Transcribe every entry word for word, leaving out all images.

Items listed in a dataset:

-- START --

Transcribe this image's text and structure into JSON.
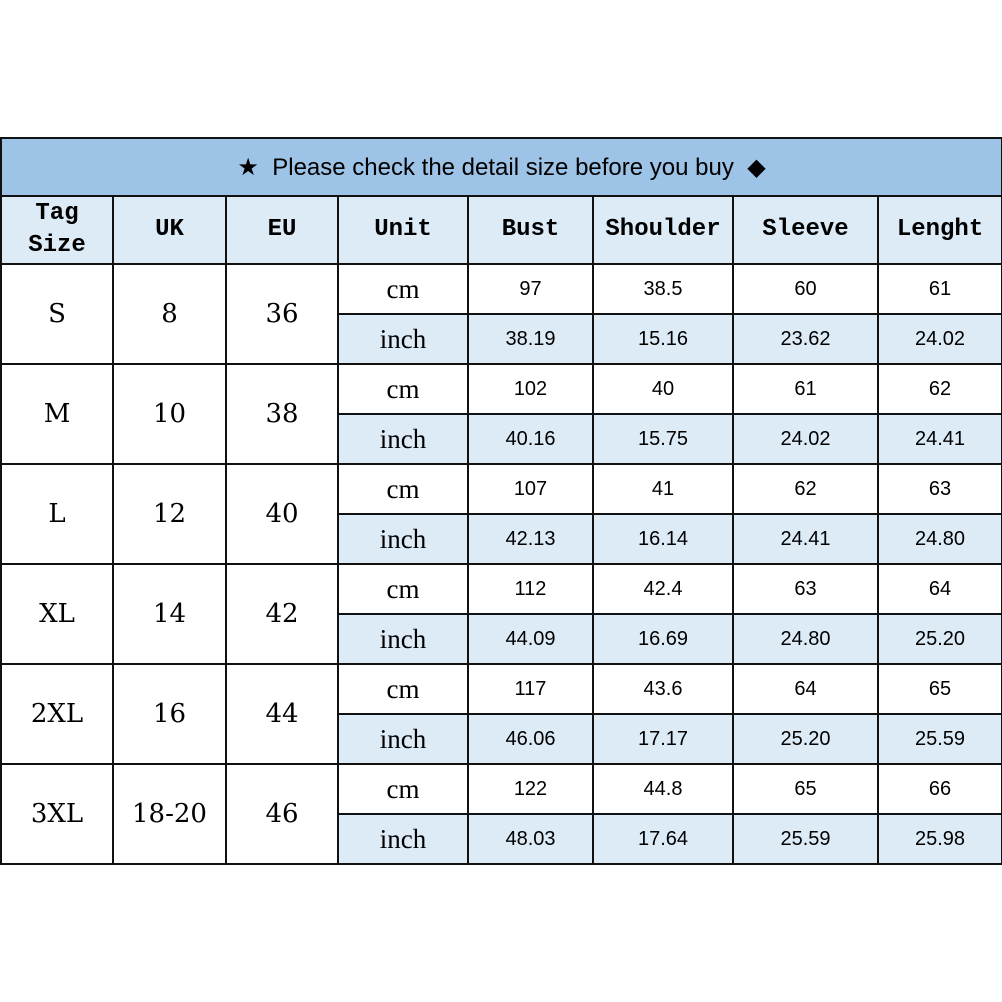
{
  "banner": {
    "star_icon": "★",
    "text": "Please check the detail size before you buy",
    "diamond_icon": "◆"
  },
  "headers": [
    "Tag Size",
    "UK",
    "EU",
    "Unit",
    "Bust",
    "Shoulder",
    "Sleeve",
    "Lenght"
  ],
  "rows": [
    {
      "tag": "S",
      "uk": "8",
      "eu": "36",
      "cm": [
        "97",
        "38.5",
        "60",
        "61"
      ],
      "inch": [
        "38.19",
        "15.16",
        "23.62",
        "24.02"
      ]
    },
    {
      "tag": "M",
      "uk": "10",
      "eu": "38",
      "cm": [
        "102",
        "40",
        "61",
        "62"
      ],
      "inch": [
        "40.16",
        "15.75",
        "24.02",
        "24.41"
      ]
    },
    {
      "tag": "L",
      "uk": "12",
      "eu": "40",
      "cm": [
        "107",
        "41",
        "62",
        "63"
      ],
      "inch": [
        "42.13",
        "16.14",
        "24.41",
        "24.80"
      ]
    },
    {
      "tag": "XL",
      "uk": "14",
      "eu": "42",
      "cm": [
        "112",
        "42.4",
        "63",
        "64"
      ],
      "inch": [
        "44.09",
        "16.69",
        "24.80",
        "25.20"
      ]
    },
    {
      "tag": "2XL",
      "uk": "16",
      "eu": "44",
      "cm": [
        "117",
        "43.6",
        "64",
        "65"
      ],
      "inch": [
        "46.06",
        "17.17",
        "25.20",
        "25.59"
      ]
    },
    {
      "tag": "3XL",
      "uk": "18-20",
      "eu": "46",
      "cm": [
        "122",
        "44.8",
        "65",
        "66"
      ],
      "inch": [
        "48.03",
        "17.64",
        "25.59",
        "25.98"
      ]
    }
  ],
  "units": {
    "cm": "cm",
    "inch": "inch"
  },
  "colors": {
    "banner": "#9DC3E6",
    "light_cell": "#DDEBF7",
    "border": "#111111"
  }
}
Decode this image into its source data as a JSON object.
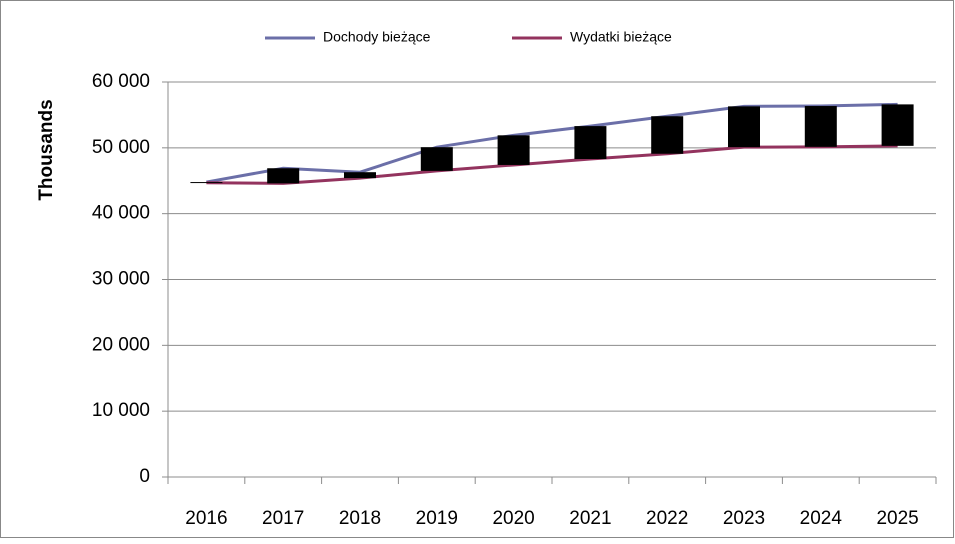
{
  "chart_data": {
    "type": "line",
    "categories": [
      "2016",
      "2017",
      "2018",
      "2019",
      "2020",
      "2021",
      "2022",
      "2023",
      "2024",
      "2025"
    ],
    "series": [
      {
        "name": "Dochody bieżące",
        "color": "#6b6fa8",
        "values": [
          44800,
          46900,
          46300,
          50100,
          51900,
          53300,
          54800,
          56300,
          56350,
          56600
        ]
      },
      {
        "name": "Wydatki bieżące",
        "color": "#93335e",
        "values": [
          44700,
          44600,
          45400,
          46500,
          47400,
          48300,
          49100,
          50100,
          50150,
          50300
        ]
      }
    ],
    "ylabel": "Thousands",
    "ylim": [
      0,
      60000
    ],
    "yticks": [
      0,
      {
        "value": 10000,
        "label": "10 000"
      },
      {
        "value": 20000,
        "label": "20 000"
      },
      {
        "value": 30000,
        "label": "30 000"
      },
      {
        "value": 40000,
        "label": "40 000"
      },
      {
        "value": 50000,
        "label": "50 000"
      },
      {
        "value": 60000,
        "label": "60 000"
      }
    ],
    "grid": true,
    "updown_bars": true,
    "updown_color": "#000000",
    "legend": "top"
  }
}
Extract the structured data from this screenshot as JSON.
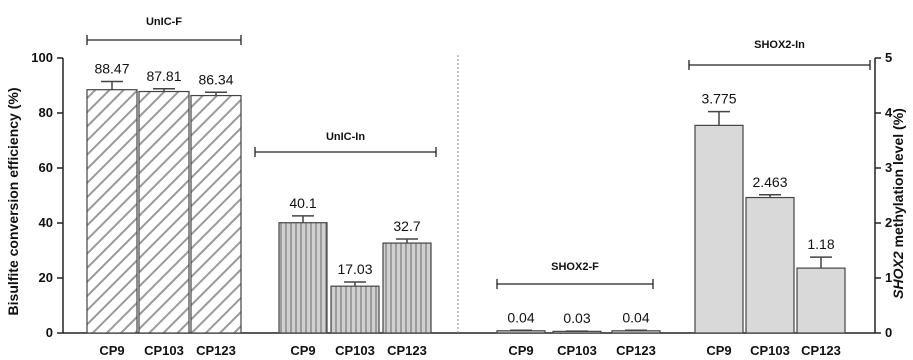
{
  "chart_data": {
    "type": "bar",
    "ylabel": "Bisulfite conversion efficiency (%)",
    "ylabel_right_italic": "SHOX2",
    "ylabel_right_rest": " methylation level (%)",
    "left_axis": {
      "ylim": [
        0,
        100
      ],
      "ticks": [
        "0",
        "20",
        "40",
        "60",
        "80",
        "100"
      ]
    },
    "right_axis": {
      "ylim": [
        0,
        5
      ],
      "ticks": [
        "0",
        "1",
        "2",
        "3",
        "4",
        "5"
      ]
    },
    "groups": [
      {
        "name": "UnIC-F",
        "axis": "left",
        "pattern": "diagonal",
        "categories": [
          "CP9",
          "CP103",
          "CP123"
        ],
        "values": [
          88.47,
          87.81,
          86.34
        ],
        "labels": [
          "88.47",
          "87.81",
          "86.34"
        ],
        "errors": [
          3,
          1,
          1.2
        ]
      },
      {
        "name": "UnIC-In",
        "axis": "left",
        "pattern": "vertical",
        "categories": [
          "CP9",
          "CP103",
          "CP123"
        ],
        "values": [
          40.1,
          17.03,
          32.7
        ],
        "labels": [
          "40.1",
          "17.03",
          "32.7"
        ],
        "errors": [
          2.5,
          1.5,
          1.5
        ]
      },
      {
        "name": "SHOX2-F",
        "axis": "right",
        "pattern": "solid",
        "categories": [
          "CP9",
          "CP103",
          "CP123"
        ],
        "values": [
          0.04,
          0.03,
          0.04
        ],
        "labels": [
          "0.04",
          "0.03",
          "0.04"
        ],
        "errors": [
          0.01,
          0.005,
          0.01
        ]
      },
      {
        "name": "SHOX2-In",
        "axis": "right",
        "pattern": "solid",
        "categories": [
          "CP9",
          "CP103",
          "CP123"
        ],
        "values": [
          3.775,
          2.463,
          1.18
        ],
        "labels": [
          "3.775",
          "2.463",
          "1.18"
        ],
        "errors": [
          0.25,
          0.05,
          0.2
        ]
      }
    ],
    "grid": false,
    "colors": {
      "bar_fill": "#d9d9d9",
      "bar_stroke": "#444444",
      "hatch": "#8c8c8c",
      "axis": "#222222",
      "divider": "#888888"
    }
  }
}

-- END --

**TASK RESPONSE**
Transcribe this image's text and structure into JSON.
{
  "banner": {
    "star_icon": "★",
    "text": "Please check the detail size before you buy",
    "diamond_icon": "◆"
  },
  "headers": [
    "Tag Size",
    "UK",
    "EU",
    "Unit",
    "Bust",
    "Shoulder",
    "Sleeve",
    "Lenght"
  ],
  "rows": [
    {
      "tag": "S",
      "uk": "8",
      "eu": "36",
      "cm": [
        "97",
        "38.5",
        "60",
        "61"
      ],
      "inch": [
        "38.19",
        "15.16",
        "23.62",
        "24.02"
      ]
    },
    {
      "tag": "M",
      "uk": "10",
      "eu": "38",
      "cm": [
        "102",
        "40",
        "61",
        "62"
      ],
      "inch": [
        "40.16",
        "15.75",
        "24.02",
        "24.41"
      ]
    },
    {
      "tag": "L",
      "uk": "12",
      "eu": "40",
      "cm": [
        "107",
        "41",
        "62",
        "63"
      ],
      "inch": [
        "42.13",
        "16.14",
        "24.41",
        "24.80"
      ]
    },
    {
      "tag": "XL",
      "uk": "14",
      "eu": "42",
      "cm": [
        "112",
        "42.4",
        "63",
        "64"
      ],
      "inch": [
        "44.09",
        "16.69",
        "24.80",
        "25.20"
      ]
    },
    {
      "tag": "2XL",
      "uk": "16",
      "eu": "44",
      "cm": [
        "117",
        "43.6",
        "64",
        "65"
      ],
      "inch": [
        "46.06",
        "17.17",
        "25.20",
        "25.59"
      ]
    },
    {
      "tag": "3XL",
      "uk": "18-20",
      "eu": "46",
      "cm": [
        "122",
        "44.8",
        "65",
        "66"
      ],
      "inch": [
        "48.03",
        "17.64",
        "25.59",
        "25.98"
      ]
    }
  ],
  "units": {
    "cm": "cm",
    "inch": "inch"
  },
  "colors": {
    "banner": "#9DC3E6",
    "light_cell": "#DDEBF7",
    "border": "#111111"
  }
}
Decode this image into its source data as a JSON object.
{
  "chart_data": {
    "type": "line",
    "categories": [
      "2016",
      "2017",
      "2018",
      "2019",
      "2020",
      "2021",
      "2022",
      "2023",
      "2024",
      "2025"
    ],
    "series": [
      {
        "name": "Dochody bieżące",
        "color": "#6b6fa8",
        "values": [
          44800,
          46900,
          46300,
          50100,
          51900,
          53300,
          54800,
          56300,
          56350,
          56600
        ]
      },
      {
        "name": "Wydatki bieżące",
        "color": "#93335e",
        "values": [
          44700,
          44600,
          45400,
          46500,
          47400,
          48300,
          49100,
          50100,
          50150,
          50300
        ]
      }
    ],
    "ylabel": "Thousands",
    "ylim": [
      0,
      60000
    ],
    "yticks": [
      0,
      {
        "value": 10000,
        "label": "10 000"
      },
      {
        "value": 20000,
        "label": "20 000"
      },
      {
        "value": 30000,
        "label": "30 000"
      },
      {
        "value": 40000,
        "label": "40 000"
      },
      {
        "value": 50000,
        "label": "50 000"
      },
      {
        "value": 60000,
        "label": "60 000"
      }
    ],
    "grid": true,
    "updown_bars": true,
    "updown_color": "#000000",
    "legend": "top"
  }
}
Extract the structured data from this screenshot as JSON.
{
  "chart_data": {
    "type": "bar",
    "ylabel": "Bisulfite conversion efficiency (%)",
    "ylabel_right_italic": "SHOX2",
    "ylabel_right_rest": " methylation level (%)",
    "left_axis": {
      "ylim": [
        0,
        100
      ],
      "ticks": [
        "0",
        "20",
        "40",
        "60",
        "80",
        "100"
      ]
    },
    "right_axis": {
      "ylim": [
        0,
        5
      ],
      "ticks": [
        "0",
        "1",
        "2",
        "3",
        "4",
        "5"
      ]
    },
    "groups": [
      {
        "name": "UnIC-F",
        "axis": "left",
        "pattern": "diagonal",
        "categories": [
          "CP9",
          "CP103",
          "CP123"
        ],
        "values": [
          88.47,
          87.81,
          86.34
        ],
        "labels": [
          "88.47",
          "87.81",
          "86.34"
        ],
        "errors": [
          3,
          1,
          1.2
        ]
      },
      {
        "name": "UnIC-In",
        "axis": "left",
        "pattern": "vertical",
        "categories": [
          "CP9",
          "CP103",
          "CP123"
        ],
        "values": [
          40.1,
          17.03,
          32.7
        ],
        "labels": [
          "40.1",
          "17.03",
          "32.7"
        ],
        "errors": [
          2.5,
          1.5,
          1.5
        ]
      },
      {
        "name": "SHOX2-F",
        "axis": "right",
        "pattern": "solid",
        "categories": [
          "CP9",
          "CP103",
          "CP123"
        ],
        "values": [
          0.04,
          0.03,
          0.04
        ],
        "labels": [
          "0.04",
          "0.03",
          "0.04"
        ],
        "errors": [
          0.01,
          0.005,
          0.01
        ]
      },
      {
        "name": "SHOX2-In",
        "axis": "right",
        "pattern": "solid",
        "categories": [
          "CP9",
          "CP103",
          "CP123"
        ],
        "values": [
          3.775,
          2.463,
          1.18
        ],
        "labels": [
          "3.775",
          "2.463",
          "1.18"
        ],
        "errors": [
          0.25,
          0.05,
          0.2
        ]
      }
    ],
    "grid": false,
    "colors": {
      "bar_fill": "#d9d9d9",
      "bar_stroke": "#444444",
      "hatch": "#8c8c8c",
      "axis": "#222222",
      "divider": "#888888"
    }
  }
}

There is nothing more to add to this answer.